Your task ▸ Can you retype every record below exactly as written?

Stored data ▸
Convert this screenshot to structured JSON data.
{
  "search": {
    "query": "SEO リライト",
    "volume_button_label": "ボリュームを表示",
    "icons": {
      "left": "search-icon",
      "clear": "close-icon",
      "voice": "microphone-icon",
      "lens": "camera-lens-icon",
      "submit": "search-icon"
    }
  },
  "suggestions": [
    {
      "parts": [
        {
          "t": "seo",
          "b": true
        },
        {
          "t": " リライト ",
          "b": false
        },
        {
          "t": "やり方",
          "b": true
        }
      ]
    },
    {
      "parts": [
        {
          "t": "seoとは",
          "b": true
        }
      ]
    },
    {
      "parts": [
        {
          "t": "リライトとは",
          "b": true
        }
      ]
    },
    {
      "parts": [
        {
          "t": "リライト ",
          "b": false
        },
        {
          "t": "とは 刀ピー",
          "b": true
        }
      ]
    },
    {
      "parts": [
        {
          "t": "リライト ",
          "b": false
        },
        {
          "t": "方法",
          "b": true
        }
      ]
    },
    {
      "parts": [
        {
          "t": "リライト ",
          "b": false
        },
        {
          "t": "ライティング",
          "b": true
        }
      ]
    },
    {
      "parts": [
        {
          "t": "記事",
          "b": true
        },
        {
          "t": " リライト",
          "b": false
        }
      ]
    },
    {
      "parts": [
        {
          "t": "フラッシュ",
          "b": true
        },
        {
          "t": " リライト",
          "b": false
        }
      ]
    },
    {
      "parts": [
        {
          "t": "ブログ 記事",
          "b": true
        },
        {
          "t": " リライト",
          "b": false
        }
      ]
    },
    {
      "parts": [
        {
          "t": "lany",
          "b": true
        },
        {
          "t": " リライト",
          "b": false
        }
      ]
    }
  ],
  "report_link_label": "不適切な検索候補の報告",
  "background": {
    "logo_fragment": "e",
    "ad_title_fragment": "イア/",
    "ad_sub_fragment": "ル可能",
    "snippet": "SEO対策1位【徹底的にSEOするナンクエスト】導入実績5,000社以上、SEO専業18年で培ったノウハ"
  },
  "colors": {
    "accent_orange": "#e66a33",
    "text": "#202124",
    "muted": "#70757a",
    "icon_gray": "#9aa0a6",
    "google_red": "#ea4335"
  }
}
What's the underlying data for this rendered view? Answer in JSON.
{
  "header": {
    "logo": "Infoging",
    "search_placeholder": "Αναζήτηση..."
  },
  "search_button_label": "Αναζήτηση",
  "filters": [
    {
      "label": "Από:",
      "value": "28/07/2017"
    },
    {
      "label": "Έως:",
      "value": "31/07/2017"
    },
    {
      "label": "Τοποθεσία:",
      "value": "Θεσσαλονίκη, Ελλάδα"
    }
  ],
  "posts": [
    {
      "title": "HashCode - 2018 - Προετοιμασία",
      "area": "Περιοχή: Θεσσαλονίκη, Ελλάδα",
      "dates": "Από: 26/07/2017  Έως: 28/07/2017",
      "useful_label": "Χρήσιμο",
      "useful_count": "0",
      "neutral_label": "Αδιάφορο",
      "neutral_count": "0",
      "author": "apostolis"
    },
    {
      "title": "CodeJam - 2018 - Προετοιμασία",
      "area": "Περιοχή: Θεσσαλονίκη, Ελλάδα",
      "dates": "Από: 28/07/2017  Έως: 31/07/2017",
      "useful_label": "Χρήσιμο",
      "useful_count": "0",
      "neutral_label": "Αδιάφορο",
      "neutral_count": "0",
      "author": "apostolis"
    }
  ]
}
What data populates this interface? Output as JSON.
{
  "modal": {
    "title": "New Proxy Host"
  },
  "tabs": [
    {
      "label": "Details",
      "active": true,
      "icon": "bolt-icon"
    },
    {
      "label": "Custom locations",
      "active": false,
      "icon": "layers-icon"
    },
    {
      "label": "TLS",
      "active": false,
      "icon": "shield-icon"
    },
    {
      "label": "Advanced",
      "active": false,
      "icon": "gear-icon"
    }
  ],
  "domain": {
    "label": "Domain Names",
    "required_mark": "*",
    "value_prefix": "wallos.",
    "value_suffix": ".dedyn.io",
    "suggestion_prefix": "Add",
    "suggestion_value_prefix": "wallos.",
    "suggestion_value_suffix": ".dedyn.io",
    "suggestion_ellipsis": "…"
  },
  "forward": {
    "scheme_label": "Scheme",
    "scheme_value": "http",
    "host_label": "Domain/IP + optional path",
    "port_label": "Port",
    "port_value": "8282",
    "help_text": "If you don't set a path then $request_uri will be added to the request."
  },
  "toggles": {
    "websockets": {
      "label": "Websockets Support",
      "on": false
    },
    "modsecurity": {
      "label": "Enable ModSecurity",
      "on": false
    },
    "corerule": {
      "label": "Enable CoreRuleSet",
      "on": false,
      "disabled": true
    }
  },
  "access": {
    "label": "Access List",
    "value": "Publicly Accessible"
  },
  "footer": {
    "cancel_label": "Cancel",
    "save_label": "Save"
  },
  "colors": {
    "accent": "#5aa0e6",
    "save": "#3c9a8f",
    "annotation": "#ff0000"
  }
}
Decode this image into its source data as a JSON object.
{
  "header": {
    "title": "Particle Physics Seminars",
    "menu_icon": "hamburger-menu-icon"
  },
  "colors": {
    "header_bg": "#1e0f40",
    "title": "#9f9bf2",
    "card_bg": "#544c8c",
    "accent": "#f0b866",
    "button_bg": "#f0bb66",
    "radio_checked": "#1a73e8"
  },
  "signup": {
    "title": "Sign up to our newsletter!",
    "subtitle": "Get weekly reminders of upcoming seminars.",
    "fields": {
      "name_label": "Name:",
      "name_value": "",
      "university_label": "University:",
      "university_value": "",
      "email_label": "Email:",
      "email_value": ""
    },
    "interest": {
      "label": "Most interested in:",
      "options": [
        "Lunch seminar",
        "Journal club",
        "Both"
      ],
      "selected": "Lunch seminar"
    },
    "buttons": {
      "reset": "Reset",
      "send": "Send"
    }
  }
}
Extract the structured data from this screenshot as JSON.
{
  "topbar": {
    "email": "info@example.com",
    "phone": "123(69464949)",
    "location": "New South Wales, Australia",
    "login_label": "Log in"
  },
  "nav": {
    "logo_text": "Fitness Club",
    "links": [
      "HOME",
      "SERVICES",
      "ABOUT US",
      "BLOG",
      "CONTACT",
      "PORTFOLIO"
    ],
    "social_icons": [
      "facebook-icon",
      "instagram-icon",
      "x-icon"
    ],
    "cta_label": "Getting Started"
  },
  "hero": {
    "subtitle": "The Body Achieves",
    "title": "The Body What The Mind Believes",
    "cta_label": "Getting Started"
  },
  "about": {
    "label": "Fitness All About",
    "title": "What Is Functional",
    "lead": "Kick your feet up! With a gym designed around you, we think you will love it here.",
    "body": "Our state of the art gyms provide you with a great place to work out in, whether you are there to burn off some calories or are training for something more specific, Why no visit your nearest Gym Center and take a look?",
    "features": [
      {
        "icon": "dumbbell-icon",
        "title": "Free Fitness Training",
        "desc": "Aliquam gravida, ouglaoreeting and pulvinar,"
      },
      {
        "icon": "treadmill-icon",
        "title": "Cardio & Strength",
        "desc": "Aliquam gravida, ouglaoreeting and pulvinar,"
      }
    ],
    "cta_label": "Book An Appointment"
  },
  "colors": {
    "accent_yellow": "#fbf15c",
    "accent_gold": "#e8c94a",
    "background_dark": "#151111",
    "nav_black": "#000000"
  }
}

Expected answer ▸
Convert this screenshot to structured JSON data.
{
  "search": {
    "query": "SEO リライト",
    "volume_button_label": "ボリュームを表示",
    "icons": {
      "left": "search-icon",
      "clear": "close-icon",
      "voice": "microphone-icon",
      "lens": "camera-lens-icon",
      "submit": "search-icon"
    }
  },
  "suggestions": [
    {
      "parts": [
        {
          "t": "seo",
          "b": true
        },
        {
          "t": " リライト ",
          "b": false
        },
        {
          "t": "やり方",
          "b": true
        }
      ]
    },
    {
      "parts": [
        {
          "t": "seoとは",
          "b": true
        }
      ]
    },
    {
      "parts": [
        {
          "t": "リライトとは",
          "b": true
        }
      ]
    },
    {
      "parts": [
        {
          "t": "リライト ",
          "b": false
        },
        {
          "t": "とは 刀ピー",
          "b": true
        }
      ]
    },
    {
      "parts": [
        {
          "t": "リライト ",
          "b": false
        },
        {
          "t": "方法",
          "b": true
        }
      ]
    },
    {
      "parts": [
        {
          "t": "リライト ",
          "b": false
        },
        {
          "t": "ライティング",
          "b": true
        }
      ]
    },
    {
      "parts": [
        {
          "t": "記事",
          "b": true
        },
        {
          "t": " リライト",
          "b": false
        }
      ]
    },
    {
      "parts": [
        {
          "t": "フラッシュ",
          "b": true
        },
        {
          "t": " リライト",
          "b": false
        }
      ]
    },
    {
      "parts": [
        {
          "t": "ブログ 記事",
          "b": true
        },
        {
          "t": " リライト",
          "b": false
        }
      ]
    },
    {
      "parts": [
        {
          "t": "lany",
          "b": true
        },
        {
          "t": " リライト",
          "b": false
        }
      ]
    }
  ],
  "report_link_label": "不適切な検索候補の報告",
  "background": {
    "logo_fragment": "e",
    "ad_title_fragment": "イア/",
    "ad_sub_fragment": "ル可能",
    "snippet": "SEO対策1位【徹底的にSEOするナンクエスト】導入実績5,000社以上、SEO専業18年で培ったノウハ"
  },
  "colors": {
    "accent_orange": "#e66a33",
    "text": "#202124",
    "muted": "#70757a",
    "icon_gray": "#9aa0a6",
    "google_red": "#ea4335"
  }
}
What's the underlying data for this rendered view? Answer in JSON.
{
  "header": {
    "logo": "Infoging",
    "search_placeholder": "Αναζήτηση..."
  },
  "search_button_label": "Αναζήτηση",
  "filters": [
    {
      "label": "Από:",
      "value": "28/07/2017"
    },
    {
      "label": "Έως:",
      "value": "31/07/2017"
    },
    {
      "label": "Τοποθεσία:",
      "value": "Θεσσαλονίκη, Ελλάδα"
    }
  ],
  "posts": [
    {
      "title": "HashCode - 2018 - Προετοιμασία",
      "area": "Περιοχή: Θεσσαλονίκη, Ελλάδα",
      "dates": "Από: 26/07/2017  Έως: 28/07/2017",
      "useful_label": "Χρήσιμο",
      "useful_count": "0",
      "neutral_label": "Αδιάφορο",
      "neutral_count": "0",
      "author": "apostolis"
    },
    {
      "title": "CodeJam - 2018 - Προετοιμασία",
      "area": "Περιοχή: Θεσσαλονίκη, Ελλάδα",
      "dates": "Από: 28/07/2017  Έως: 31/07/2017",
      "useful_label": "Χρήσιμο",
      "useful_count": "0",
      "neutral_label": "Αδιάφορο",
      "neutral_count": "0",
      "author": "apostolis"
    }
  ]
}
What data populates this interface? Output as JSON.
{
  "modal": {
    "title": "New Proxy Host"
  },
  "tabs": [
    {
      "label": "Details",
      "active": true,
      "icon": "bolt-icon"
    },
    {
      "label": "Custom locations",
      "active": false,
      "icon": "layers-icon"
    },
    {
      "label": "TLS",
      "active": false,
      "icon": "shield-icon"
    },
    {
      "label": "Advanced",
      "active": false,
      "icon": "gear-icon"
    }
  ],
  "domain": {
    "label": "Domain Names",
    "required_mark": "*",
    "value_prefix": "wallos.",
    "value_suffix": ".dedyn.io",
    "suggestion_prefix": "Add",
    "suggestion_value_prefix": "wallos.",
    "suggestion_value_suffix": ".dedyn.io",
    "suggestion_ellipsis": "…"
  },
  "forward": {
    "scheme_label": "Scheme",
    "scheme_value": "http",
    "host_label": "Domain/IP + optional path",
    "port_label": "Port",
    "port_value": "8282",
    "help_text": "If you don't set a path then $request_uri will be added to the request."
  },
  "toggles": {
    "websockets": {
      "label": "Websockets Support",
      "on": false
    },
    "modsecurity": {
      "label": "Enable ModSecurity",
      "on": false
    },
    "corerule": {
      "label": "Enable CoreRuleSet",
      "on": false,
      "disabled": true
    }
  },
  "access": {
    "label": "Access List",
    "value": "Publicly Accessible"
  },
  "footer": {
    "cancel_label": "Cancel",
    "save_label": "Save"
  },
  "colors": {
    "accent": "#5aa0e6",
    "save": "#3c9a8f",
    "annotation": "#ff0000"
  }
}
Decode this image into its source data as a JSON object.
{
  "header": {
    "title": "Particle Physics Seminars",
    "menu_icon": "hamburger-menu-icon"
  },
  "colors": {
    "header_bg": "#1e0f40",
    "title": "#9f9bf2",
    "card_bg": "#544c8c",
    "accent": "#f0b866",
    "button_bg": "#f0bb66",
    "radio_checked": "#1a73e8"
  },
  "signup": {
    "title": "Sign up to our newsletter!",
    "subtitle": "Get weekly reminders of upcoming seminars.",
    "fields": {
      "name_label": "Name:",
      "name_value": "",
      "university_label": "University:",
      "university_value": "",
      "email_label": "Email:",
      "email_value": ""
    },
    "interest": {
      "label": "Most interested in:",
      "options": [
        "Lunch seminar",
        "Journal club",
        "Both"
      ],
      "selected": "Lunch seminar"
    },
    "buttons": {
      "reset": "Reset",
      "send": "Send"
    }
  }
}
Extract the structured data from this screenshot as JSON.
{
  "topbar": {
    "email": "info@example.com",
    "phone": "123(69464949)",
    "location": "New South Wales, Australia",
    "login_label": "Log in"
  },
  "nav": {
    "logo_text": "Fitness Club",
    "links": [
      "HOME",
      "SERVICES",
      "ABOUT US",
      "BLOG",
      "CONTACT",
      "PORTFOLIO"
    ],
    "social_icons": [
      "facebook-icon",
      "instagram-icon",
      "x-icon"
    ],
    "cta_label": "Getting Started"
  },
  "hero": {
    "subtitle": "The Body Achieves",
    "title": "The Body What The Mind Believes",
    "cta_label": "Getting Started"
  },
  "about": {
    "label": "Fitness All About",
    "title": "What Is Functional",
    "lead": "Kick your feet up! With a gym designed around you, we think you will love it here.",
    "body": "Our state of the art gyms provide you with a great place to work out in, whether you are there to burn off some calories or are training for something more specific, Why no visit your nearest Gym Center and take a look?",
    "features": [
      {
        "icon": "dumbbell-icon",
        "title": "Free Fitness Training",
        "desc": "Aliquam gravida, ouglaoreeting and pulvinar,"
      },
      {
        "icon": "treadmill-icon",
        "title": "Cardio & Strength",
        "desc": "Aliquam gravida, ouglaoreeting and pulvinar,"
      }
    ],
    "cta_label": "Book An Appointment"
  },
  "colors": {
    "accent_yellow": "#fbf15c",
    "accent_gold": "#e8c94a",
    "background_dark": "#151111",
    "nav_black": "#000000"
  }
}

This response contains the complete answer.